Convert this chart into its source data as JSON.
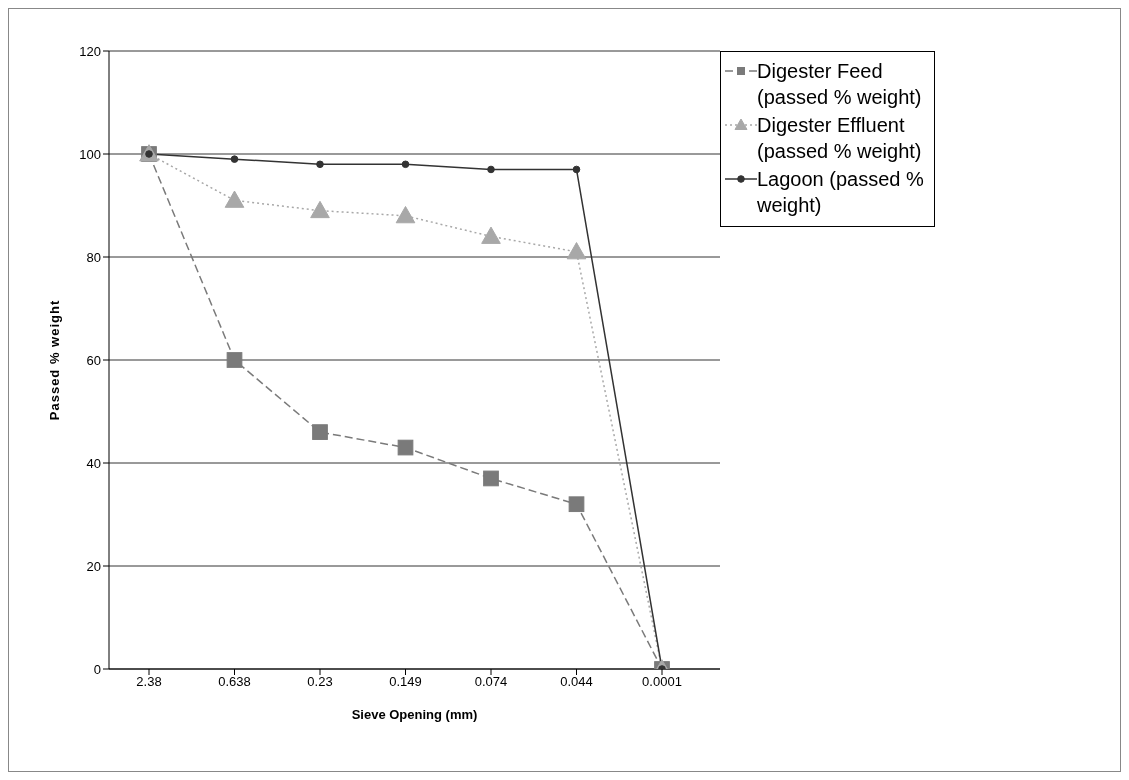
{
  "chart_data": {
    "type": "line",
    "xlabel": "Sieve Opening (mm)",
    "ylabel": "Passed % weight",
    "categories": [
      "2.38",
      "0.638",
      "0.23",
      "0.149",
      "0.074",
      "0.044",
      "0.0001"
    ],
    "series": [
      {
        "name": "Digester Feed (passed % weight)",
        "color": "#7a7a7a",
        "values": [
          100,
          60,
          46,
          43,
          37,
          32,
          0
        ],
        "marker": "square",
        "line_style": "dashed"
      },
      {
        "name": "Digester Effluent (passed % weight)",
        "color": "#a8a8a8",
        "values": [
          100,
          91,
          89,
          88,
          84,
          81,
          0
        ],
        "marker": "triangle",
        "line_style": "dotted"
      },
      {
        "name": "Lagoon  (passed % weight)",
        "color": "#333333",
        "values": [
          100,
          99,
          98,
          98,
          97,
          97,
          0
        ],
        "marker": "circle",
        "line_style": "solid"
      }
    ],
    "ylim": [
      0,
      120
    ],
    "yticks": [
      0,
      20,
      40,
      60,
      80,
      100,
      120
    ],
    "grid": "y",
    "legend": "top right"
  }
}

● ● ● ●

## SET EXERCISE
Transcribe the records above exactly, omitting every picture they contain.

## PROBLEM SOLUTION
Convert this chart into its source data as JSON.
{
  "chart_data": {
    "type": "line",
    "xlabel": "Sieve Opening (mm)",
    "ylabel": "Passed % weight",
    "categories": [
      "2.38",
      "0.638",
      "0.23",
      "0.149",
      "0.074",
      "0.044",
      "0.0001"
    ],
    "series": [
      {
        "name": "Digester Feed (passed % weight)",
        "color": "#7a7a7a",
        "values": [
          100,
          60,
          46,
          43,
          37,
          32,
          0
        ],
        "marker": "square",
        "line_style": "dashed"
      },
      {
        "name": "Digester Effluent (passed % weight)",
        "color": "#a8a8a8",
        "values": [
          100,
          91,
          89,
          88,
          84,
          81,
          0
        ],
        "marker": "triangle",
        "line_style": "dotted"
      },
      {
        "name": "Lagoon  (passed % weight)",
        "color": "#333333",
        "values": [
          100,
          99,
          98,
          98,
          97,
          97,
          0
        ],
        "marker": "circle",
        "line_style": "solid"
      }
    ],
    "ylim": [
      0,
      120
    ],
    "yticks": [
      0,
      20,
      40,
      60,
      80,
      100,
      120
    ],
    "grid": "y",
    "legend": "top right"
  }
}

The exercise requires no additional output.